> **Work required**
Transcribe the material below exactly as it appears.

-- Start Dataset records --

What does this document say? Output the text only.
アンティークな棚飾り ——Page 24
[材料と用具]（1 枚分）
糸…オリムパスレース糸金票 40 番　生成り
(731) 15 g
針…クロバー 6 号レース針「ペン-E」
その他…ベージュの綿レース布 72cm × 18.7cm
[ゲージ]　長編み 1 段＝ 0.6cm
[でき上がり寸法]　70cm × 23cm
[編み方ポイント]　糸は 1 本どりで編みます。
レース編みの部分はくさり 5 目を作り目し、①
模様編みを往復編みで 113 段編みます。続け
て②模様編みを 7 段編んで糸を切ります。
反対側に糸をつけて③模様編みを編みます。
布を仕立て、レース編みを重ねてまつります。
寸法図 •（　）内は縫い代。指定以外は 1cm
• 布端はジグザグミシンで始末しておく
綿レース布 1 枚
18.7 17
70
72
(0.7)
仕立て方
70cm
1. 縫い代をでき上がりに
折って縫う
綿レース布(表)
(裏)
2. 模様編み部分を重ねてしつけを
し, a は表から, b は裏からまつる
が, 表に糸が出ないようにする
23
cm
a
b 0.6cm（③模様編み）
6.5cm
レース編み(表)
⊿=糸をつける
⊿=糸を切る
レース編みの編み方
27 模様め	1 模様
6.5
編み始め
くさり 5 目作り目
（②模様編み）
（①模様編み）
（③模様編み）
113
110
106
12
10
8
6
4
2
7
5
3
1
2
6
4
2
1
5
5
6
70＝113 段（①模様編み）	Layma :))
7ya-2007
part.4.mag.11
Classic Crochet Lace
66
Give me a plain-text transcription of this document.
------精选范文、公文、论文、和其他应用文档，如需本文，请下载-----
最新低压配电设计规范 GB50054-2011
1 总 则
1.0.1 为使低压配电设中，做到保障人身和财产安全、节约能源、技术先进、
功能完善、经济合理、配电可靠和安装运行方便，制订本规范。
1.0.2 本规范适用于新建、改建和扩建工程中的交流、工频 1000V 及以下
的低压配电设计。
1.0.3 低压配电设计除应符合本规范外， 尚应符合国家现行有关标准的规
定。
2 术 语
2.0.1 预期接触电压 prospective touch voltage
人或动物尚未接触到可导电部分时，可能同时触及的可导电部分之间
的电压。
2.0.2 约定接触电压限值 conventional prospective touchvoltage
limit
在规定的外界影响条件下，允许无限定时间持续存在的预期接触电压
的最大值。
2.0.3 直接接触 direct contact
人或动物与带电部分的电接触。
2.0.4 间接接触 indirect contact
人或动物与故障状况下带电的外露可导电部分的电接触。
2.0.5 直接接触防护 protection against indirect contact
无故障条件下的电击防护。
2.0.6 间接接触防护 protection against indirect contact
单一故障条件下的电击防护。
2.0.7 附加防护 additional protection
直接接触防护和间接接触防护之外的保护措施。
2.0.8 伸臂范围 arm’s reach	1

-- End Dataset records --

> **Complete response**
What does this document say? Output the text only.
アンティークな棚飾り ——Page 24
[材料と用具]（1 枚分）
糸…オリムパスレース糸金票 40 番　生成り
(731) 15 g
針…クロバー 6 号レース針「ペン-E」
その他…ベージュの綿レース布 72cm × 18.7cm
[ゲージ]　長編み 1 段＝ 0.6cm
[でき上がり寸法]　70cm × 23cm
[編み方ポイント]　糸は 1 本どりで編みます。
レース編みの部分はくさり 5 目を作り目し、①
模様編みを往復編みで 113 段編みます。続け
て②模様編みを 7 段編んで糸を切ります。
反対側に糸をつけて③模様編みを編みます。
布を仕立て、レース編みを重ねてまつります。
寸法図 •（　）内は縫い代。指定以外は 1cm
• 布端はジグザグミシンで始末しておく
綿レース布 1 枚
18.7 17
70
72
(0.7)
仕立て方
70cm
1. 縫い代をでき上がりに
折って縫う
綿レース布(表)
(裏)
2. 模様編み部分を重ねてしつけを
し, a は表から, b は裏からまつる
が, 表に糸が出ないようにする
23
cm
a
b 0.6cm（③模様編み）
6.5cm
レース編み(表)
⊿=糸をつける
⊿=糸を切る
レース編みの編み方
27 模様め	1 模様
6.5
編み始め
くさり 5 目作り目
（②模様編み）
（①模様編み）
（③模様編み）
113
110
106
12
10
8
6
4
2
7
5
3
1
2
6
4
2
1
5
5
6
70＝113 段（①模様編み）	Layma :))
7ya-2007
part.4.mag.11
Classic Crochet Lace
66
Give me a plain-text transcription of this document.
------精选范文、公文、论文、和其他应用文档，如需本文，请下载-----
最新低压配电设计规范 GB50054-2011
1 总 则
1.0.1 为使低压配电设中，做到保障人身和财产安全、节约能源、技术先进、
功能完善、经济合理、配电可靠和安装运行方便，制订本规范。
1.0.2 本规范适用于新建、改建和扩建工程中的交流、工频 1000V 及以下
的低压配电设计。
1.0.3 低压配电设计除应符合本规范外， 尚应符合国家现行有关标准的规
定。
2 术 语
2.0.1 预期接触电压 prospective touch voltage
人或动物尚未接触到可导电部分时，可能同时触及的可导电部分之间
的电压。
2.0.2 约定接触电压限值 conventional prospective touchvoltage
limit
在规定的外界影响条件下，允许无限定时间持续存在的预期接触电压
的最大值。
2.0.3 直接接触 direct contact
人或动物与带电部分的电接触。
2.0.4 间接接触 indirect contact
人或动物与故障状况下带电的外露可导电部分的电接触。
2.0.5 直接接触防护 protection against indirect contact
无故障条件下的电击防护。
2.0.6 间接接触防护 protection against indirect contact
单一故障条件下的电击防护。
2.0.7 附加防护 additional protection
直接接触防护和间接接触防护之外的保护措施。
2.0.8 伸臂范围 arm’s reach	1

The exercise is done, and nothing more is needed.